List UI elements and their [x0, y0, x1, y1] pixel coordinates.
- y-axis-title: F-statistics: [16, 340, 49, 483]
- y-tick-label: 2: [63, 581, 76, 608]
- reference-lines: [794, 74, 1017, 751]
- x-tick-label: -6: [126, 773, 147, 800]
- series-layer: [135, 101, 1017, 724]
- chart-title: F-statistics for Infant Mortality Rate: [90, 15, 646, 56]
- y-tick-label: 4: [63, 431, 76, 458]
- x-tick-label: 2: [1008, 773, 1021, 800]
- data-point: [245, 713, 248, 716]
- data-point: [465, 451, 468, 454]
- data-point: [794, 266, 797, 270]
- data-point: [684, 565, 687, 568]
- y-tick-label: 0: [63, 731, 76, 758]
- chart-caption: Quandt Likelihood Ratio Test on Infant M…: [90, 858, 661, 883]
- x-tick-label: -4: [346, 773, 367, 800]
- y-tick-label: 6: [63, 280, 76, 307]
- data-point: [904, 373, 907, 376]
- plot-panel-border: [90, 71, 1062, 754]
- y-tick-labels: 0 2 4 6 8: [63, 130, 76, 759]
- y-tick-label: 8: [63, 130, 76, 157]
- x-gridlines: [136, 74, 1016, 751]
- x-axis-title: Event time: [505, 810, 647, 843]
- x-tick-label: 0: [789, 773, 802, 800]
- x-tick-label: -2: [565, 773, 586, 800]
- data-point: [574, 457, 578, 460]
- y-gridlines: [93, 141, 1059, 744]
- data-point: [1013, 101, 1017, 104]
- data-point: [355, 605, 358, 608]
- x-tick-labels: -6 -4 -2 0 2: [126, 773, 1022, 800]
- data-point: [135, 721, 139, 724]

제시된 문제 — 위의 첫 행에서 시작하여 "- data-point: [904, 373, 907, 376]"이(가) 들어 있는 행에서 끝나는 부분을 양 끝 행까지 포함하여 그대로 옮겨 적으십시오. 그 밖의 행은 적지 마십시오.

완성된 답변 —
List UI elements and their [x0, y0, x1, y1] pixel coordinates.
- y-axis-title: F-statistics: [16, 340, 49, 483]
- y-tick-label: 2: [63, 581, 76, 608]
- reference-lines: [794, 74, 1017, 751]
- x-tick-label: -6: [126, 773, 147, 800]
- series-layer: [135, 101, 1017, 724]
- chart-title: F-statistics for Infant Mortality Rate: [90, 15, 646, 56]
- y-tick-label: 4: [63, 431, 76, 458]
- x-tick-label: 2: [1008, 773, 1021, 800]
- data-point: [245, 713, 248, 716]
- data-point: [465, 451, 468, 454]
- data-point: [794, 266, 797, 270]
- data-point: [684, 565, 687, 568]
- y-tick-label: 0: [63, 731, 76, 758]
- chart-caption: Quandt Likelihood Ratio Test on Infant M…: [90, 858, 661, 883]
- x-tick-label: -4: [346, 773, 367, 800]
- y-tick-label: 6: [63, 280, 76, 307]
- data-point: [904, 373, 907, 376]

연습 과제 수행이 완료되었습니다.